* **TO DO**
Search the data for the word "this" and copy every line where it occurs.

* **EXTRACTED MATERIAL**
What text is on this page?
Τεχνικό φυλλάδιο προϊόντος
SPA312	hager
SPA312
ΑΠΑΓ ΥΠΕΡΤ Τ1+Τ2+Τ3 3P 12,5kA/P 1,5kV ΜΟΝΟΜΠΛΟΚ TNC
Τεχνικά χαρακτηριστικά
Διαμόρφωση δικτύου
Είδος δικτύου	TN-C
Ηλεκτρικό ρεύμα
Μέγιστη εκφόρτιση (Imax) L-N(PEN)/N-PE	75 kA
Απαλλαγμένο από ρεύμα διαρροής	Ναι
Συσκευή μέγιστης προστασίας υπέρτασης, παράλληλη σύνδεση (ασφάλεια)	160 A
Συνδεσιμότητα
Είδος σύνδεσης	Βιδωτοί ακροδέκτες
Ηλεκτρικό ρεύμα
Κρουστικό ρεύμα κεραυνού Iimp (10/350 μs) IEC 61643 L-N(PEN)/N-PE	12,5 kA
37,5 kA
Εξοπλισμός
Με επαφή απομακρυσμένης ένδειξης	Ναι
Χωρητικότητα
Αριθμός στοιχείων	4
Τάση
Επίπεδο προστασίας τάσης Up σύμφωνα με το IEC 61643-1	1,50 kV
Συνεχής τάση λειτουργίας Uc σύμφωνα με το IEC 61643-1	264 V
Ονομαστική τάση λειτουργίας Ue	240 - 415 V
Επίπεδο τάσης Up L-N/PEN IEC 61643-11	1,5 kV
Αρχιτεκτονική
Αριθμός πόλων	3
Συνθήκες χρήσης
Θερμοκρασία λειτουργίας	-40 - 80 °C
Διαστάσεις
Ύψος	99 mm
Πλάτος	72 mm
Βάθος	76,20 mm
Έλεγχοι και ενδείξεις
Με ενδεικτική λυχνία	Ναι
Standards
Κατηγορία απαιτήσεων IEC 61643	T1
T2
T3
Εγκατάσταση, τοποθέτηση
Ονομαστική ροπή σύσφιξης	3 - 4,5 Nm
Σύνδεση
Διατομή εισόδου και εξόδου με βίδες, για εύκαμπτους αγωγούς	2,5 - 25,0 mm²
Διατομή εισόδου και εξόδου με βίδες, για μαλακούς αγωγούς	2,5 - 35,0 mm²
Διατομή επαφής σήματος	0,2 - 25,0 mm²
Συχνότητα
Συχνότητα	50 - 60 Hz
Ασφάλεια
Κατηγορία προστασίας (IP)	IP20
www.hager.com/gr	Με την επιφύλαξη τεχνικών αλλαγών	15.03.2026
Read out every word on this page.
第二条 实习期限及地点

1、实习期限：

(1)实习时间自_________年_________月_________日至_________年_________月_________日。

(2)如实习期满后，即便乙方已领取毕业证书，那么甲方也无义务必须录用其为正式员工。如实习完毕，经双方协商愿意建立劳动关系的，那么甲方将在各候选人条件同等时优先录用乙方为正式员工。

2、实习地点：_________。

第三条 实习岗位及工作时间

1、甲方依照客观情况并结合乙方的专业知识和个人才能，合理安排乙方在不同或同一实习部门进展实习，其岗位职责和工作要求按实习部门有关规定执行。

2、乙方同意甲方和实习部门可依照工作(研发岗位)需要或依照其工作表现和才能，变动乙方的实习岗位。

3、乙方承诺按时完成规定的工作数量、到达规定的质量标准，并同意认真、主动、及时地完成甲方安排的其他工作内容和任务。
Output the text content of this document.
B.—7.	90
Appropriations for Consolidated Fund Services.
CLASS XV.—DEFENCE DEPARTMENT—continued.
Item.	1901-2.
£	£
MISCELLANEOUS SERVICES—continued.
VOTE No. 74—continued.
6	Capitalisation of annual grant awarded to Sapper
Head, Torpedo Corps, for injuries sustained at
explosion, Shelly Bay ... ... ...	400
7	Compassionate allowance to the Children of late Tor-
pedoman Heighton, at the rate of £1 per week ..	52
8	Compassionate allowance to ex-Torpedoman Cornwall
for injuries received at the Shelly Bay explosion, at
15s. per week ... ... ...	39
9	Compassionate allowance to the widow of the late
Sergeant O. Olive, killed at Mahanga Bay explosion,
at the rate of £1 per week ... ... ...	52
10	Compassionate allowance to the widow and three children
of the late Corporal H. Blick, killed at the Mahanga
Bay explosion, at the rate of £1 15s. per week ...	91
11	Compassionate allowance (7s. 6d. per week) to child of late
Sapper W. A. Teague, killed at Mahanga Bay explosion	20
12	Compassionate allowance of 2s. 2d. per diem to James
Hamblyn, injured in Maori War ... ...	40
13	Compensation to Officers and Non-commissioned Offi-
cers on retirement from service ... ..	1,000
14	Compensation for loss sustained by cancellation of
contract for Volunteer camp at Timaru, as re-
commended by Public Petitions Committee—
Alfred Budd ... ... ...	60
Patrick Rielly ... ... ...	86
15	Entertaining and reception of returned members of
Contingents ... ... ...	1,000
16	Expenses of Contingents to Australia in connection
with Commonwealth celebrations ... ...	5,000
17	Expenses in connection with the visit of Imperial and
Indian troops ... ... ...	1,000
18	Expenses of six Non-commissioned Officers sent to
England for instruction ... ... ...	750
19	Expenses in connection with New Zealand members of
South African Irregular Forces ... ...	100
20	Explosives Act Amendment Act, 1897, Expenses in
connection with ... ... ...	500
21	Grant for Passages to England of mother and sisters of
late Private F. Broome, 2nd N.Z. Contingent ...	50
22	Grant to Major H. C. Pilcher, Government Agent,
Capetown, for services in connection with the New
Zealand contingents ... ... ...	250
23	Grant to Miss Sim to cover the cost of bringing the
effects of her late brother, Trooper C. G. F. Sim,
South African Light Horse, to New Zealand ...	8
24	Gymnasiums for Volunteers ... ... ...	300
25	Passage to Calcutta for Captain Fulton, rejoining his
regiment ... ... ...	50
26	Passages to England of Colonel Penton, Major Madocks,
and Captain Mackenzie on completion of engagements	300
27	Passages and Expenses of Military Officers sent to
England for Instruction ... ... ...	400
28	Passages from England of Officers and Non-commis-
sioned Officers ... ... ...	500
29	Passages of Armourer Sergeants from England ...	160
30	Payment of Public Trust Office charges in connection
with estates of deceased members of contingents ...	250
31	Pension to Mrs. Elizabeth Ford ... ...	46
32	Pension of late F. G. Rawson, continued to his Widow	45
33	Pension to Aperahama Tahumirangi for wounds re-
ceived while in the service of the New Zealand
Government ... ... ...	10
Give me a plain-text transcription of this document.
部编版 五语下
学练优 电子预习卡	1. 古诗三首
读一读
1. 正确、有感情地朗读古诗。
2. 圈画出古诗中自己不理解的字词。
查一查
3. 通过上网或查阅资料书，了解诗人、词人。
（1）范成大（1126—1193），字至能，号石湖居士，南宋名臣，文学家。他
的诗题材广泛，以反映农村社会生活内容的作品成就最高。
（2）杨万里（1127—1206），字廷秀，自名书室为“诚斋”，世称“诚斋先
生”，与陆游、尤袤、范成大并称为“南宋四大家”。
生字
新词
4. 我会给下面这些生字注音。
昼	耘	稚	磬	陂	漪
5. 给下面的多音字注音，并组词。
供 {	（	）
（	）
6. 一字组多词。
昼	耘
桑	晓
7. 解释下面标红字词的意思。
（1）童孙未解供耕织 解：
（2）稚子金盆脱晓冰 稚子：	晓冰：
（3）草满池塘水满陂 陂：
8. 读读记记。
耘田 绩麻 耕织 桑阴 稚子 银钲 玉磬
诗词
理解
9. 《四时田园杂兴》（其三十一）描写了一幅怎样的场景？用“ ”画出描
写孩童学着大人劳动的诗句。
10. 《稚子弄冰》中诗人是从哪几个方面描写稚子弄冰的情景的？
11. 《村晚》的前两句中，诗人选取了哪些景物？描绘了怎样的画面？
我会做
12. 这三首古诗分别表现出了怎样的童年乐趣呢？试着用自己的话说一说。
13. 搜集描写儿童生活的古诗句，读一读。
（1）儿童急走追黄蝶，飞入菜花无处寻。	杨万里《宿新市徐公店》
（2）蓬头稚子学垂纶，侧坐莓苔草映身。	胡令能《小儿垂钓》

* **TASK SOLUTION**
What text is on this page?
Read out every word on this page.
Output the text content of this document.
Give me a plain-text transcription of this document.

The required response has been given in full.